Task statement: Give back the whole listing exactly as shown.

Entries provided:
********************
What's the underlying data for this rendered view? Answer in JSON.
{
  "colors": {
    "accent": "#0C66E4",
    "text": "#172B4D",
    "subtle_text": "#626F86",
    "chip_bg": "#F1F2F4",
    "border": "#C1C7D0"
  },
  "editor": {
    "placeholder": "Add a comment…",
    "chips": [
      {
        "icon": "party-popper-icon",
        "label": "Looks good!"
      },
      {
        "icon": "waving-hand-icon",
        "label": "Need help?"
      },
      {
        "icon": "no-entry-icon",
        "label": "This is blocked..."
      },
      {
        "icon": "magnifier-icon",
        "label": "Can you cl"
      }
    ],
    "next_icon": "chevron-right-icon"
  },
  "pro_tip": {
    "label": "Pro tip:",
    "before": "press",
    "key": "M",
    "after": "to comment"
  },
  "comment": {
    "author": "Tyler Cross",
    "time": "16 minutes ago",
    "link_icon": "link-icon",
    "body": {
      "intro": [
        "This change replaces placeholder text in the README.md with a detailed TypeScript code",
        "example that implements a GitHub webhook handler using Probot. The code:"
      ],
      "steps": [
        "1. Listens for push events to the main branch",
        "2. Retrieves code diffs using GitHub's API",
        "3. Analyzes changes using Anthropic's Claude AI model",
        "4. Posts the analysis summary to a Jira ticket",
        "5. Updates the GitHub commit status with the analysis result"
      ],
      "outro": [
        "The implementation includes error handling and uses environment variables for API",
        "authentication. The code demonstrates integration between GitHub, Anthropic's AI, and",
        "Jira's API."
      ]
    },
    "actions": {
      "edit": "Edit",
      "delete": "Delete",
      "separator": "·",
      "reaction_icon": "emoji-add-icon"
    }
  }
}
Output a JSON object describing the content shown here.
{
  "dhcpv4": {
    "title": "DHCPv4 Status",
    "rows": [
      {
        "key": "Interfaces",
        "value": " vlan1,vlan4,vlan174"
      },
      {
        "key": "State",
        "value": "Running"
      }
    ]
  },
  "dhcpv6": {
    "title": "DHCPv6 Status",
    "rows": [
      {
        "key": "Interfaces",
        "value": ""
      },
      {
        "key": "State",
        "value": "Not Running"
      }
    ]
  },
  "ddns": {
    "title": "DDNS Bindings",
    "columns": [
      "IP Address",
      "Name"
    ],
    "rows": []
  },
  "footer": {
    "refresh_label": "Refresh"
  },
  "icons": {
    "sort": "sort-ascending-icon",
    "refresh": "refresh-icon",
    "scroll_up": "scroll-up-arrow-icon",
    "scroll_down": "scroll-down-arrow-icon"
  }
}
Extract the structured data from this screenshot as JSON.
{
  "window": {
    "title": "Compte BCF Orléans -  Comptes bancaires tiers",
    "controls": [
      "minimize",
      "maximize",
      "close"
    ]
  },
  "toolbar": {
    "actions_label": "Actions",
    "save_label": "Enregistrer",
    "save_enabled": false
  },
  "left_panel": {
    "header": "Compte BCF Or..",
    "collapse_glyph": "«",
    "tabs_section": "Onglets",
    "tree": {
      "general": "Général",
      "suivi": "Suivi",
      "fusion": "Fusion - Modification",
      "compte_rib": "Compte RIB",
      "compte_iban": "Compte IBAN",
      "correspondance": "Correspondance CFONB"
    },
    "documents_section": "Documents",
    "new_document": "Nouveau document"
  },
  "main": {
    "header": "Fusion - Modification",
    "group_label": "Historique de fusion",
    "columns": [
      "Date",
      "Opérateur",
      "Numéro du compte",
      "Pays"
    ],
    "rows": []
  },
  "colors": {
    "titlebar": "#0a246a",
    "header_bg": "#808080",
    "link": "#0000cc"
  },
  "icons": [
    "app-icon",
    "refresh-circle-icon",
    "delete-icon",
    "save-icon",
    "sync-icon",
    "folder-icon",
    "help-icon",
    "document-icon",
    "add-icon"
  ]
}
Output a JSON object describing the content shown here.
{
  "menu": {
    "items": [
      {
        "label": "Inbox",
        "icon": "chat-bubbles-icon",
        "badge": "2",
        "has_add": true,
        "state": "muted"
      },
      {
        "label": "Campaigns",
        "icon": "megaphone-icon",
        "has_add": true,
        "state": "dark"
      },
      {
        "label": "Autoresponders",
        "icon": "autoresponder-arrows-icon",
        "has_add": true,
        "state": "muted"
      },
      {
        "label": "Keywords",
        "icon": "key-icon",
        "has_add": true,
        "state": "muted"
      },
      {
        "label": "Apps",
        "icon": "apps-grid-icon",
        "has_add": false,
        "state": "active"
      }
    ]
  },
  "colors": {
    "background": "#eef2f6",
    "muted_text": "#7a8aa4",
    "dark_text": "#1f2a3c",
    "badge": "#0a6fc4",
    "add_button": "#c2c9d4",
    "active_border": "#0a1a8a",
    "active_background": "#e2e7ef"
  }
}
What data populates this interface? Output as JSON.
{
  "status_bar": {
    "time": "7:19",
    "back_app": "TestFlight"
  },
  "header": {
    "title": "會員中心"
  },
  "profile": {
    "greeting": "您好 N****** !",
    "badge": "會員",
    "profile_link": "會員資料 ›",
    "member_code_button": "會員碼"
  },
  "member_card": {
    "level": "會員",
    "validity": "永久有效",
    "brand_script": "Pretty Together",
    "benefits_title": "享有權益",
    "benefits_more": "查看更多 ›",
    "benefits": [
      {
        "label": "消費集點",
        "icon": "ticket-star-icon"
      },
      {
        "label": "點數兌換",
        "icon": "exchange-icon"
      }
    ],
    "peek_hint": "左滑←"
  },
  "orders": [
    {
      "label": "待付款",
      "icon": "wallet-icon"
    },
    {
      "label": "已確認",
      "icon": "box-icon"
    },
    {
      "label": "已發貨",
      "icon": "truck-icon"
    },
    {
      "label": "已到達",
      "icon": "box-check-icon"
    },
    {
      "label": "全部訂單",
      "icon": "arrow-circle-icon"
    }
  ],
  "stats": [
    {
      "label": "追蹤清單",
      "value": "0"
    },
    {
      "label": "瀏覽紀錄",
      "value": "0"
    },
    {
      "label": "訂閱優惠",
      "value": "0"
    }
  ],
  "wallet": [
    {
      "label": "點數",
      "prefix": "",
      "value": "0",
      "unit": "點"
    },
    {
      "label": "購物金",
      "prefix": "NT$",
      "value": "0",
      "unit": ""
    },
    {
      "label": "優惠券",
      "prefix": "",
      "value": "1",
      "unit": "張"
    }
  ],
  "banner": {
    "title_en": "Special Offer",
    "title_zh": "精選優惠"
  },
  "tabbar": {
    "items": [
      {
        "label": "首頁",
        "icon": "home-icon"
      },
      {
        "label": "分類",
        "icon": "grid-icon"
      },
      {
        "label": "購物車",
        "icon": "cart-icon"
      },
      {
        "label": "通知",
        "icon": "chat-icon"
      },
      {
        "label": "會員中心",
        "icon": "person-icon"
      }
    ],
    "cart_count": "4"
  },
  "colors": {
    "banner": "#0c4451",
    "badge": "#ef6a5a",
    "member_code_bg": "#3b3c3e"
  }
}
********************
Worked answer:
What's the underlying data for this rendered view? Answer in JSON.
{
  "colors": {
    "accent": "#0C66E4",
    "text": "#172B4D",
    "subtle_text": "#626F86",
    "chip_bg": "#F1F2F4",
    "border": "#C1C7D0"
  },
  "editor": {
    "placeholder": "Add a comment…",
    "chips": [
      {
        "icon": "party-popper-icon",
        "label": "Looks good!"
      },
      {
        "icon": "waving-hand-icon",
        "label": "Need help?"
      },
      {
        "icon": "no-entry-icon",
        "label": "This is blocked..."
      },
      {
        "icon": "magnifier-icon",
        "label": "Can you cl"
      }
    ],
    "next_icon": "chevron-right-icon"
  },
  "pro_tip": {
    "label": "Pro tip:",
    "before": "press",
    "key": "M",
    "after": "to comment"
  },
  "comment": {
    "author": "Tyler Cross",
    "time": "16 minutes ago",
    "link_icon": "link-icon",
    "body": {
      "intro": [
        "This change replaces placeholder text in the README.md with a detailed TypeScript code",
        "example that implements a GitHub webhook handler using Probot. The code:"
      ],
      "steps": [
        "1. Listens for push events to the main branch",
        "2. Retrieves code diffs using GitHub's API",
        "3. Analyzes changes using Anthropic's Claude AI model",
        "4. Posts the analysis summary to a Jira ticket",
        "5. Updates the GitHub commit status with the analysis result"
      ],
      "outro": [
        "The implementation includes error handling and uses environment variables for API",
        "authentication. The code demonstrates integration between GitHub, Anthropic's AI, and",
        "Jira's API."
      ]
    },
    "actions": {
      "edit": "Edit",
      "delete": "Delete",
      "separator": "·",
      "reaction_icon": "emoji-add-icon"
    }
  }
}
Output a JSON object describing the content shown here.
{
  "dhcpv4": {
    "title": "DHCPv4 Status",
    "rows": [
      {
        "key": "Interfaces",
        "value": " vlan1,vlan4,vlan174"
      },
      {
        "key": "State",
        "value": "Running"
      }
    ]
  },
  "dhcpv6": {
    "title": "DHCPv6 Status",
    "rows": [
      {
        "key": "Interfaces",
        "value": ""
      },
      {
        "key": "State",
        "value": "Not Running"
      }
    ]
  },
  "ddns": {
    "title": "DDNS Bindings",
    "columns": [
      "IP Address",
      "Name"
    ],
    "rows": []
  },
  "footer": {
    "refresh_label": "Refresh"
  },
  "icons": {
    "sort": "sort-ascending-icon",
    "refresh": "refresh-icon",
    "scroll_up": "scroll-up-arrow-icon",
    "scroll_down": "scroll-down-arrow-icon"
  }
}
Extract the structured data from this screenshot as JSON.
{
  "window": {
    "title": "Compte BCF Orléans -  Comptes bancaires tiers",
    "controls": [
      "minimize",
      "maximize",
      "close"
    ]
  },
  "toolbar": {
    "actions_label": "Actions",
    "save_label": "Enregistrer",
    "save_enabled": false
  },
  "left_panel": {
    "header": "Compte BCF Or..",
    "collapse_glyph": "«",
    "tabs_section": "Onglets",
    "tree": {
      "general": "Général",
      "suivi": "Suivi",
      "fusion": "Fusion - Modification",
      "compte_rib": "Compte RIB",
      "compte_iban": "Compte IBAN",
      "correspondance": "Correspondance CFONB"
    },
    "documents_section": "Documents",
    "new_document": "Nouveau document"
  },
  "main": {
    "header": "Fusion - Modification",
    "group_label": "Historique de fusion",
    "columns": [
      "Date",
      "Opérateur",
      "Numéro du compte",
      "Pays"
    ],
    "rows": []
  },
  "colors": {
    "titlebar": "#0a246a",
    "header_bg": "#808080",
    "link": "#0000cc"
  },
  "icons": [
    "app-icon",
    "refresh-circle-icon",
    "delete-icon",
    "save-icon",
    "sync-icon",
    "folder-icon",
    "help-icon",
    "document-icon",
    "add-icon"
  ]
}
Output a JSON object describing the content shown here.
{
  "menu": {
    "items": [
      {
        "label": "Inbox",
        "icon": "chat-bubbles-icon",
        "badge": "2",
        "has_add": true,
        "state": "muted"
      },
      {
        "label": "Campaigns",
        "icon": "megaphone-icon",
        "has_add": true,
        "state": "dark"
      },
      {
        "label": "Autoresponders",
        "icon": "autoresponder-arrows-icon",
        "has_add": true,
        "state": "muted"
      },
      {
        "label": "Keywords",
        "icon": "key-icon",
        "has_add": true,
        "state": "muted"
      },
      {
        "label": "Apps",
        "icon": "apps-grid-icon",
        "has_add": false,
        "state": "active"
      }
    ]
  },
  "colors": {
    "background": "#eef2f6",
    "muted_text": "#7a8aa4",
    "dark_text": "#1f2a3c",
    "badge": "#0a6fc4",
    "add_button": "#c2c9d4",
    "active_border": "#0a1a8a",
    "active_background": "#e2e7ef"
  }
}
What data populates this interface? Output as JSON.
{
  "status_bar": {
    "time": "7:19",
    "back_app": "TestFlight"
  },
  "header": {
    "title": "會員中心"
  },
  "profile": {
    "greeting": "您好 N****** !",
    "badge": "會員",
    "profile_link": "會員資料 ›",
    "member_code_button": "會員碼"
  },
  "member_card": {
    "level": "會員",
    "validity": "永久有效",
    "brand_script": "Pretty Together",
    "benefits_title": "享有權益",
    "benefits_more": "查看更多 ›",
    "benefits": [
      {
        "label": "消費集點",
        "icon": "ticket-star-icon"
      },
      {
        "label": "點數兌換",
        "icon": "exchange-icon"
      }
    ],
    "peek_hint": "左滑←"
  },
  "orders": [
    {
      "label": "待付款",
      "icon": "wallet-icon"
    },
    {
      "label": "已確認",
      "icon": "box-icon"
    },
    {
      "label": "已發貨",
      "icon": "truck-icon"
    },
    {
      "label": "已到達",
      "icon": "box-check-icon"
    },
    {
      "label": "全部訂單",
      "icon": "arrow-circle-icon"
    }
  ],
  "stats": [
    {
      "label": "追蹤清單",
      "value": "0"
    },
    {
      "label": "瀏覽紀錄",
      "value": "0"
    },
    {
      "label": "訂閱優惠",
      "value": "0"
    }
  ],
  "wallet": [
    {
      "label": "點數",
      "prefix": "",
      "value": "0",
      "unit": "點"
    },
    {
      "label": "購物金",
      "prefix": "NT$",
      "value": "0",
      "unit": ""
    },
    {
      "label": "優惠券",
      "prefix": "",
      "value": "1",
      "unit": "張"
    }
  ],
  "banner": {
    "title_en": "Special Offer",
    "title_zh": "精選優惠"
  },
  "tabbar": {
    "items": [
      {
        "label": "首頁",
        "icon": "home-icon"
      },
      {
        "label": "分類",
        "icon": "grid-icon"
      },
      {
        "label": "購物車",
        "icon": "cart-icon"
      },
      {
        "label": "通知",
        "icon": "chat-icon"
      },
      {
        "label": "會員中心",
        "icon": "person-icon"
      }
    ],
    "cart_count": "4"
  },
  "colors": {
    "banner": "#0c4451",
    "badge": "#ef6a5a",
    "member_code_bg": "#3b3c3e"
  }
}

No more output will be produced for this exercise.